From Casetext: Smarter Legal Research

Doe v. Anonymous Inc.

UNITED STATES DISTRICT COURT SOUTHERN DISTRICT OF NEW YORK
Jun 25, 2019
18 Civ. 10924 (PAC) (S.D.N.Y. Jun. 25, 2019)

Opinion

18 Civ. 10924 (PAC)

06-25-2019

JANE DOE, Plaintiff, v. ANONYMOUS INC. and JOHN DOE, Defendants.


OPINION & ORDER :

Plaintiff Jane Doe alleges sexual harassment, discrimination, and retaliation under the New York City Human Rights Law ("NYCHRL") by her former employer Defendant Anonymous Inc. and its founder and CEO, Defendant John Doe. Jane Doe claims that she was demoted and stopped receiving a salary from Defendants when she ended a romantic relationship with John Doe. Defendants move to dismiss on the basis that Plaintiff's claims are untimely because they were not brought within NYCHRL's three-year statute of limitations. For the following reasons, the Court grants Defendants' motion to dismiss.

BACKGROUND

Plaintiff was hired by Anonymous Inc. as a Director of Marketing and Investor Relations in September 2013, and worked out of Anonymous Inc.'s New York City office. (Dkt. 16 ("Complaint" or "Compl.") ¶¶ 21, 29, 36.) John Doe offered Plaintiff a salary of $100,000 per year in July 2013 when he offered her the Director position. (Id. ¶ 31.)

Also in July 2013, John Doe suggested that he and Plaintiff could have an affair; Plaintiff declined. (Id. ¶ 32.) Throughout the course of her employment with Anonymous Inc., Plaintiff was subjected to unwanted sexual and verbal advances by John Doe. (Id. ¶ 22.)

Approximately seven months into her employment with Anonymous Inc. (i.e., March 2014), Plaintiff entered into a romantic relationship with John Doe. (Id. ¶ 67.) In or around August 2014, Plaintiff ended the relationship. (Id. ¶ 91.) John Doe then told Plaintiff that he could no longer justify paying her a salary. (Id. ¶¶ 92-94.) John Doe offered Plaintiff a capital markets position, which paid only in commissions and which was a demotion. (Id. ¶ 96.) Plaintiff was not paid by Defendants after November 2014. (Id. ¶¶ 104, 132, 134.) Still, Plaintiff continued to have access to her Anonymous Inc. email address and other business records, used Anonymous Inc.'s Manhattan office, and associated herself with Anonymous Inc. (Id. ¶¶ 103, 105-06.) John Doe told Plaintiff that she might be a salaried employee of Anonymous Inc. again when the time was right. (Id. ¶ 138.)

**RAW DATA**
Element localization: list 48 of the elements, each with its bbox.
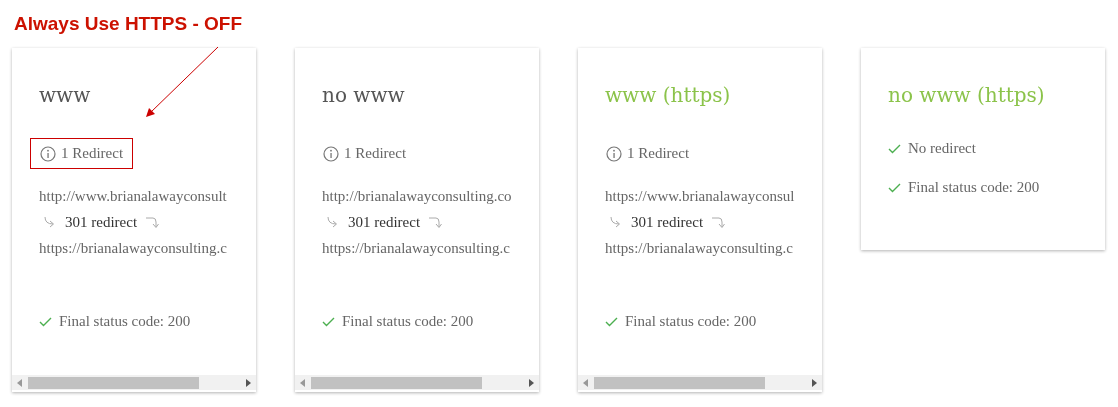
horizontal-scrollbar[interactable] xyxy=(295,375,539,390)
redirect-count-text: 1 Redirect xyxy=(627,145,690,162)
annotation-label: Always Use HTTPS - OFF xyxy=(14,13,243,35)
card-title: www (https) xyxy=(605,82,732,109)
check-icon xyxy=(322,316,335,327)
info-icon xyxy=(606,145,622,162)
source-url: http://brianalawayconsulting.co xyxy=(322,187,513,206)
scrollbar-thumb[interactable] xyxy=(594,376,765,389)
check-icon xyxy=(39,316,52,327)
target-url: https://brianalawayconsulting.c xyxy=(605,239,794,258)
hook-arrow-icon xyxy=(428,215,443,229)
scrollbar-thumb[interactable] xyxy=(28,376,199,389)
redirect-status: No redirect xyxy=(908,140,976,157)
check-icon xyxy=(888,182,901,193)
final-status: Final status code: 200 xyxy=(59,313,191,330)
redirect-label: 301 redirect xyxy=(65,213,138,232)
scroll-right-icon[interactable] xyxy=(245,378,251,387)
info-icon xyxy=(323,145,339,162)
hook-arrow-icon xyxy=(326,216,340,228)
final-status: Final status code: 200 xyxy=(625,313,757,330)
hook-arrow-icon xyxy=(43,216,57,228)
hook-arrow-icon xyxy=(711,215,726,229)
horizontal-scrollbar[interactable] xyxy=(578,375,822,390)
source-url: https://www.brianalawayconsul xyxy=(605,187,796,206)
redirect-label: 301 redirect xyxy=(631,213,704,232)
card-title: no www (https) xyxy=(888,82,1046,109)
card-title: no www xyxy=(322,82,406,109)
hook-arrow-icon xyxy=(145,215,160,229)
target-url: https://brianalawayconsulting.c xyxy=(39,239,228,258)
check-icon xyxy=(888,143,901,154)
redirect-label: 301 redirect xyxy=(348,213,421,232)
final-status: Final status code: 200 xyxy=(908,179,1040,196)
scroll-right-icon[interactable] xyxy=(811,378,817,387)
hook-arrow-icon xyxy=(609,216,623,228)
target-url: https://brianalawayconsulting.c xyxy=(322,239,511,258)
redirect-count-text: 1 Redirect xyxy=(61,145,124,162)
scroll-right-icon[interactable] xyxy=(528,378,534,387)
final-status: Final status code: 200 xyxy=(342,313,474,330)
source-url: http://www.brianalawayconsult xyxy=(39,187,228,206)
check-icon xyxy=(605,316,618,327)
scroll-left-icon[interactable] xyxy=(17,378,23,387)
scroll-left-icon[interactable] xyxy=(583,378,589,387)
scrollbar-thumb[interactable] xyxy=(311,376,482,389)
info-icon xyxy=(40,145,56,162)
horizontal-scrollbar[interactable] xyxy=(12,375,256,390)
scroll-left-icon[interactable] xyxy=(300,378,306,387)
redirect-count-text: 1 Redirect xyxy=(344,145,407,162)
card-title: www xyxy=(39,82,92,109)
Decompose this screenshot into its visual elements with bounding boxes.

**GOAL 1**
Which month-and-year dates appear in the BACKGROUND section of the court opinion? List each one once.
**GOAL 2**
Answer these about the court opinion, one line each:
(a) What annual salary did John Doe offer Plaintiff for the Director position?
(b) How long is the NYCHRL statute of limitations that Defendants rely on?
(c) What kind of position did John Doe offer Plaintiff after she ended the relationship, and how was it paid?
**GOAL 3**
Continue the court opinion from where it stops.

**EXERCISE ANSWER 1**
- September 2013
- July 2013
- March 2014
- August 2014
- November 2014

**EXERCISE ANSWER 2**
(a) $100,000 per year.
(b) Three years.
(c) A capital markets position, paid only in commissions.

**EXERCISE ANSWER 3**
Around February 2015, Plaintiff signed a contract to work as an independent contractor consultant for Lateral Investment Management ("Lateral"), a California-based fund, but she continued to use her Anonymous Inc. email and office addresses while employed at Lateral. (Id. ¶ 110, 116.) Plaintiff asked John Doe for reimbursements from Lateral, (id. ¶ 126, 127, 131), and continued to represent Anonymous Inc. at events during the course of her work with Lateral, (id. ¶ 132). Plaintiff stopped working for Lateral in May or June 2015. (Id. ¶ 116.)

In July 2015, Plaintiff attended a conference in Rhode Island, and her travel expenses were reimbursed by the capital markets group of Anonymous Inc. (Id. ¶ 133.)

On or about October 21, 2015, Plaintiff decided to constructively discharge herself from Anonymous Inc., as it became clear that a promotion and/or a salaried opportunity at Anonymous Inc. would not be forthcoming. (Id. ¶ 145.)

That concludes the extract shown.